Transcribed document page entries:
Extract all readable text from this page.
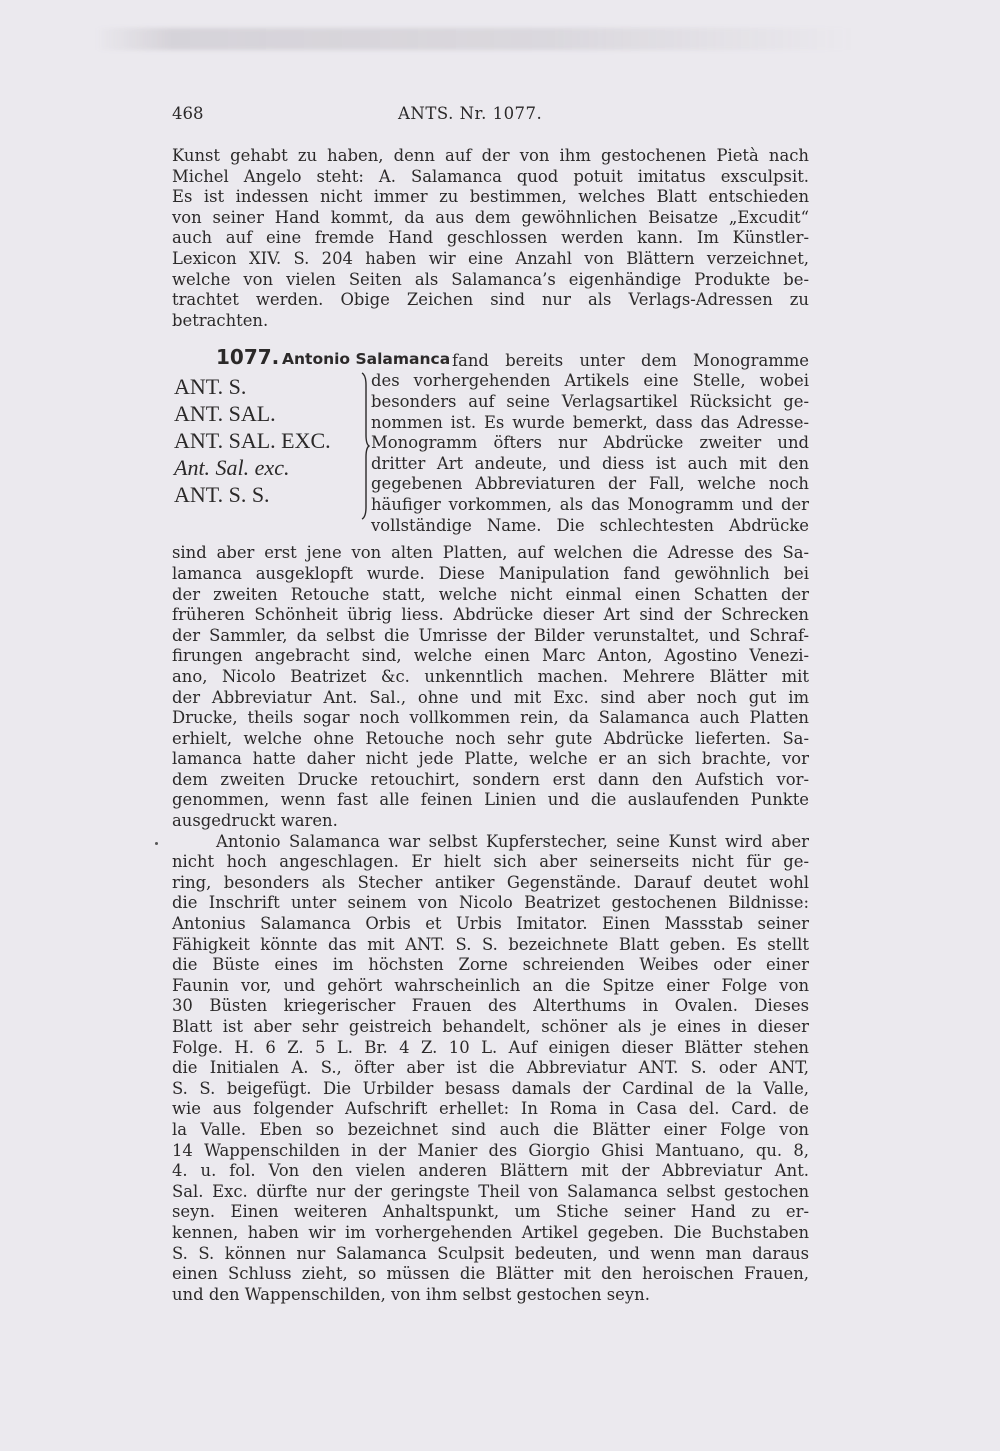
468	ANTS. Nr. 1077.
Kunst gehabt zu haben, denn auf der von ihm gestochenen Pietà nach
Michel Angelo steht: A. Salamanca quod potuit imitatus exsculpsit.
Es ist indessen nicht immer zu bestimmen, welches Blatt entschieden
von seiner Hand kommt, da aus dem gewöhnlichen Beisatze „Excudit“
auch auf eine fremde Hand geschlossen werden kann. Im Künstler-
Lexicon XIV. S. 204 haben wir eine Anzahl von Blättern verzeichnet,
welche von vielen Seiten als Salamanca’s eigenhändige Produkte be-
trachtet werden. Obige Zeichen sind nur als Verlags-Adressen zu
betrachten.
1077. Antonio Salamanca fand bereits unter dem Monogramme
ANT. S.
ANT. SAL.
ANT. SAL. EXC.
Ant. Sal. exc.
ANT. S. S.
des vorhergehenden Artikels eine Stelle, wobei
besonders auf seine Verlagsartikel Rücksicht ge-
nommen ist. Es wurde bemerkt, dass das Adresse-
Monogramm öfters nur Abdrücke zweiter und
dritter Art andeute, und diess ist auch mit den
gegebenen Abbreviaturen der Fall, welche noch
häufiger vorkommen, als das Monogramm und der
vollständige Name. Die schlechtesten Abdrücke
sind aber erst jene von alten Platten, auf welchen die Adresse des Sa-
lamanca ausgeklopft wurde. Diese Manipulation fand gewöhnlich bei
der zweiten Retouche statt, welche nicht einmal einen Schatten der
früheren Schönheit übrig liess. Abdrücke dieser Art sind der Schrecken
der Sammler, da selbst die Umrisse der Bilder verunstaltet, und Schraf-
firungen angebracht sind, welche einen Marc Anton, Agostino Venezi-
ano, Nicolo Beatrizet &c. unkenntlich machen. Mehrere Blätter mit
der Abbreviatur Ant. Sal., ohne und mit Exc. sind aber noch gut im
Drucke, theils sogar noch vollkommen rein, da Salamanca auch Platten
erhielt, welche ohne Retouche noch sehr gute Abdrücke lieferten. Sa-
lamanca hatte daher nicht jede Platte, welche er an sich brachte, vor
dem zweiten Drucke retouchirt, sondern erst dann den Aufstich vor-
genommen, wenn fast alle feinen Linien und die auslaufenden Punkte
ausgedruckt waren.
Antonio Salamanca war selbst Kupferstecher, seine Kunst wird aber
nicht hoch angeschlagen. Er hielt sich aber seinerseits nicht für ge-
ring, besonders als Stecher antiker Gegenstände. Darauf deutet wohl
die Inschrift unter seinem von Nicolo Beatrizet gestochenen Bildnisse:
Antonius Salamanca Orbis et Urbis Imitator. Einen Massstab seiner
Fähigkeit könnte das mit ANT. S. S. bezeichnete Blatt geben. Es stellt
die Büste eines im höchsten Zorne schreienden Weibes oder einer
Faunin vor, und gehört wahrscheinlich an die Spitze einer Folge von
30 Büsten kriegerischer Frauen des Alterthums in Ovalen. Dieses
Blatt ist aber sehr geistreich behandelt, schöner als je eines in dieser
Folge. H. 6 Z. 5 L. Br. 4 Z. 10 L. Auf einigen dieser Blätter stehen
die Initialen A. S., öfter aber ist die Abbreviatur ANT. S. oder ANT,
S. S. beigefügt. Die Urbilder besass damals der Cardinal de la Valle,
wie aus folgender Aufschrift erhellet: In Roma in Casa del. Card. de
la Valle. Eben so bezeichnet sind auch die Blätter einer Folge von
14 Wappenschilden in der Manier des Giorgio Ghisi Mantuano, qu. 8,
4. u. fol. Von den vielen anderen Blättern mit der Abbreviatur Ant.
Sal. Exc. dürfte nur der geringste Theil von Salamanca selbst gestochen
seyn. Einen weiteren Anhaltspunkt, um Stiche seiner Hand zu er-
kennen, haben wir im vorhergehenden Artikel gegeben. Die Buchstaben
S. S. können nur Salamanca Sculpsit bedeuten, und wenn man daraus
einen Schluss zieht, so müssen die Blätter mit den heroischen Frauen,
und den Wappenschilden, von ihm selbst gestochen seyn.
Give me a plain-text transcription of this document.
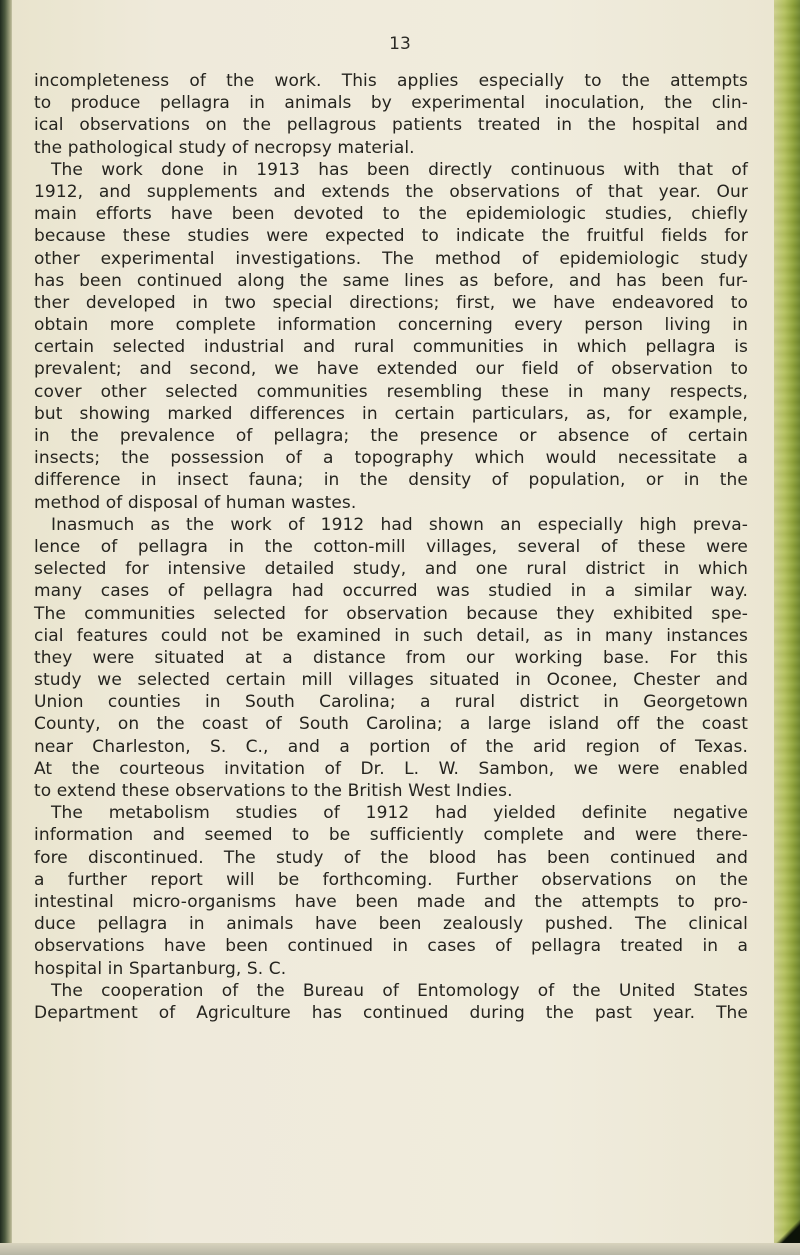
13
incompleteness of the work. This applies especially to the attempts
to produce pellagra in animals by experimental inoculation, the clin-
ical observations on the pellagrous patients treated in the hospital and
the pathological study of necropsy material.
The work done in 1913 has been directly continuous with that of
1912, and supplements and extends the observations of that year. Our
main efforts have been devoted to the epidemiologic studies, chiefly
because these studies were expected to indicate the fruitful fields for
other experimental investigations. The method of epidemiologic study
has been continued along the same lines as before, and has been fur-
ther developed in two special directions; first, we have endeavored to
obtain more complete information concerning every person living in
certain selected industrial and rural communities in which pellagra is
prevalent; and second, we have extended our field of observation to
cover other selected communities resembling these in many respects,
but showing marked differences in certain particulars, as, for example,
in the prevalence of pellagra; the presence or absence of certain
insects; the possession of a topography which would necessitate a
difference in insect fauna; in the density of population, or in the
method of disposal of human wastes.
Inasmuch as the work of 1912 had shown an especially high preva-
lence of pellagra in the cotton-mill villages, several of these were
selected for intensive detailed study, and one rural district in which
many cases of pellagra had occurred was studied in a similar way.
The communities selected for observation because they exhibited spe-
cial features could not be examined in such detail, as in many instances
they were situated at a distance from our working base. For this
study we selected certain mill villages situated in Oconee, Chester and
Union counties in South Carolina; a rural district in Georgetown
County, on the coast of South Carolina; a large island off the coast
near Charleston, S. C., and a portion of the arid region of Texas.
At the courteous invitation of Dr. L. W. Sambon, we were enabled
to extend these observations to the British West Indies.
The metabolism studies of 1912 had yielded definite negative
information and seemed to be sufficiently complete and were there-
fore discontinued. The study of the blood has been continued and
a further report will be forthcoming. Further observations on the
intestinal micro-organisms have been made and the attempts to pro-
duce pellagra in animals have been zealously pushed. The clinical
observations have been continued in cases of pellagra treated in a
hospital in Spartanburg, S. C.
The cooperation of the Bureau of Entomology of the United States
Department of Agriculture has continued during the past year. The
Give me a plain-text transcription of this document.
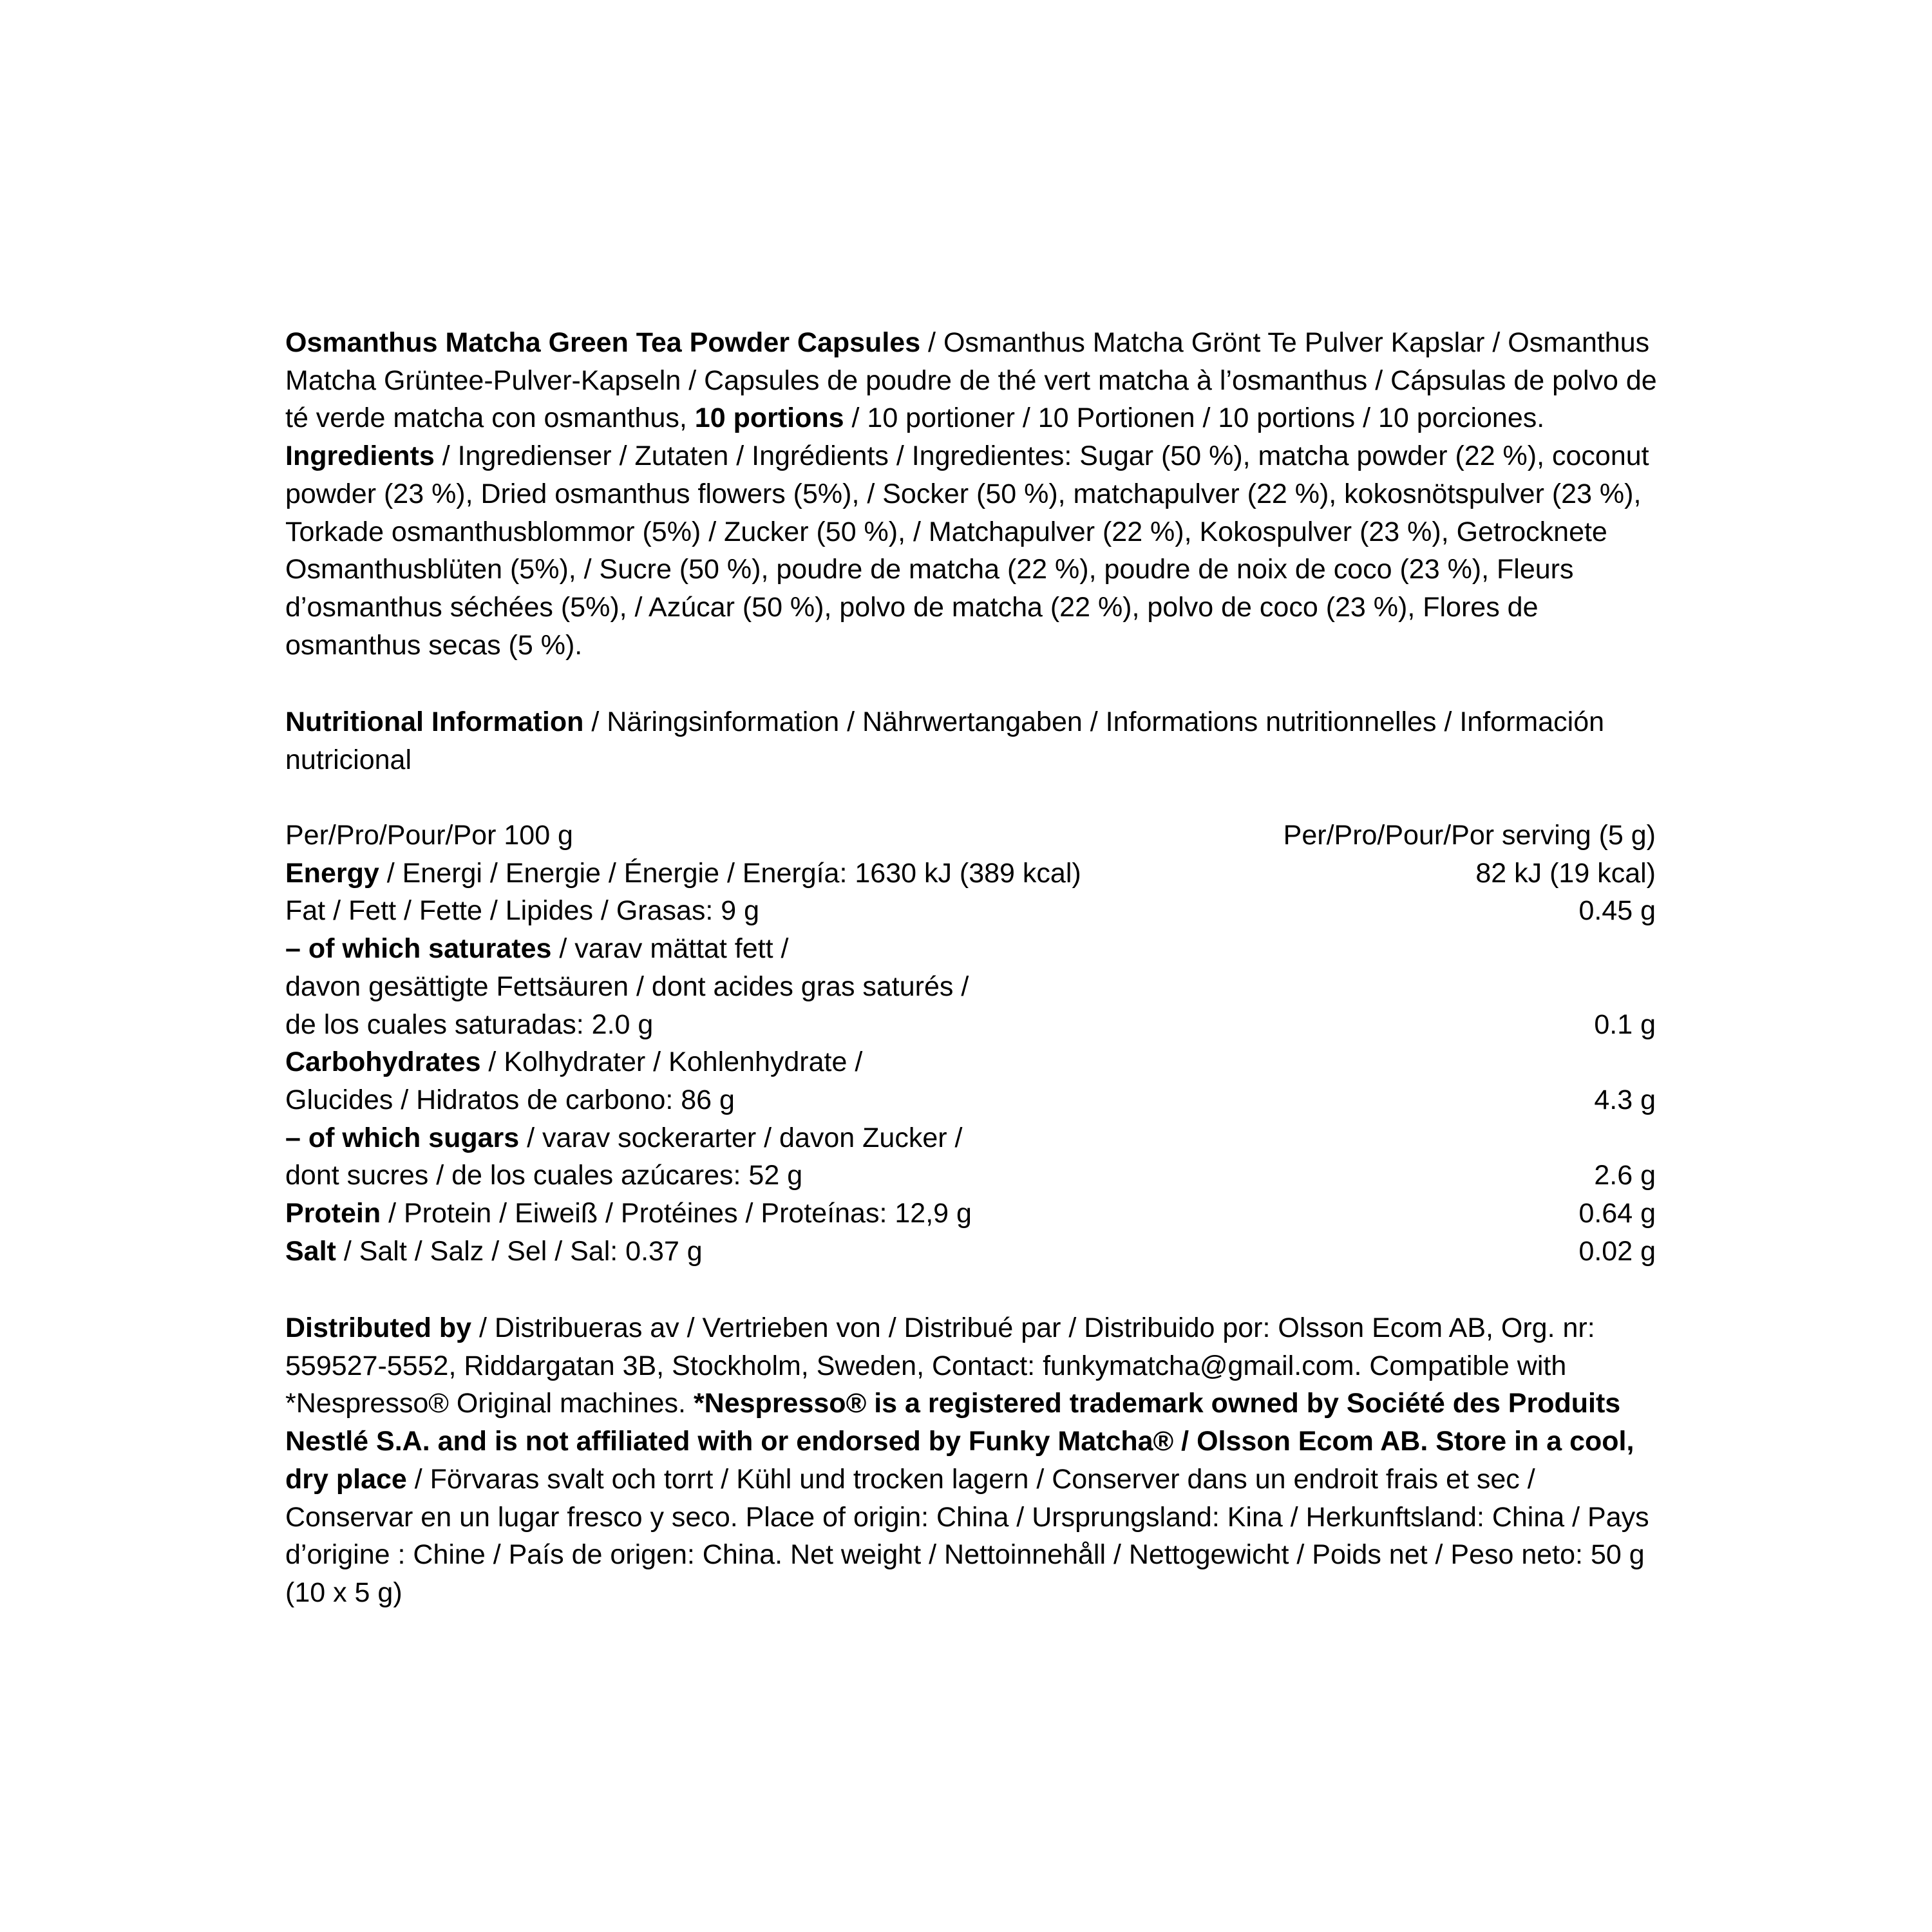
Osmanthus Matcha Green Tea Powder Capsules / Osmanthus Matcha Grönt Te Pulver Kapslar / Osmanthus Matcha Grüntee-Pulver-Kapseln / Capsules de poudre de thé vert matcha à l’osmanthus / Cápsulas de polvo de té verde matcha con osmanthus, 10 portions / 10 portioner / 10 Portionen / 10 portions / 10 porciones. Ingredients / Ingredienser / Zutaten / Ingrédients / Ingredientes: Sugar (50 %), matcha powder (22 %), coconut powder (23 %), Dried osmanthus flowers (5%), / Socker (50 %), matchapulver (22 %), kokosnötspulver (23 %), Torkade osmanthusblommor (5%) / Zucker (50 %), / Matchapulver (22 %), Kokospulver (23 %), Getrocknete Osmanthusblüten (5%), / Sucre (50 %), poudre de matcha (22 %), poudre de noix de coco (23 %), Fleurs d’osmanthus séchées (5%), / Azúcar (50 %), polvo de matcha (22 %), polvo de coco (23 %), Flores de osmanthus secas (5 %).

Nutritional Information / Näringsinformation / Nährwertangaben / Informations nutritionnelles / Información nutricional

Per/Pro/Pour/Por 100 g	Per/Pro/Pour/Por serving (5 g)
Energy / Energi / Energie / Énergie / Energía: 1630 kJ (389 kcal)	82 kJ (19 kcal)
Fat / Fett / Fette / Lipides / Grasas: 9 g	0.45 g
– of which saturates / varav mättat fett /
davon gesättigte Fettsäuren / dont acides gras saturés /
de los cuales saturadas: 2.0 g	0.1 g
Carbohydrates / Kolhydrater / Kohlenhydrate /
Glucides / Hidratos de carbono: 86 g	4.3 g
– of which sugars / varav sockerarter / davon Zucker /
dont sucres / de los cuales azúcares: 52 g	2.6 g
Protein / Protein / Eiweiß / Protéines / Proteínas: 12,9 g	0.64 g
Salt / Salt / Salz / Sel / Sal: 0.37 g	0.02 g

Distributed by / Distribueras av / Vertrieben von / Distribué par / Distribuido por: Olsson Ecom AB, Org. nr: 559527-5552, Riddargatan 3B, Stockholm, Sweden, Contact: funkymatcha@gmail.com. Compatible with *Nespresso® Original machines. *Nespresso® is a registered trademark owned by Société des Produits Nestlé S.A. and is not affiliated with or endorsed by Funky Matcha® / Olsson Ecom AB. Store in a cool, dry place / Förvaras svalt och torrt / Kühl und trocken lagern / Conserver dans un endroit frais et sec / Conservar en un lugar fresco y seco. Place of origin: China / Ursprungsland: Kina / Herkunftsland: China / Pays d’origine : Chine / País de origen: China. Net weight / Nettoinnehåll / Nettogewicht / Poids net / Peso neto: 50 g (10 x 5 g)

Exercise brief — Check each line of the entries for the string "werden". Copy the lines that have it.

Answer to this problem —
auch auf eine fremde Hand geschlossen werden kann. Im Künstler-
trachtet werden. Obige Zeichen sind nur als Verlags-Adressen zu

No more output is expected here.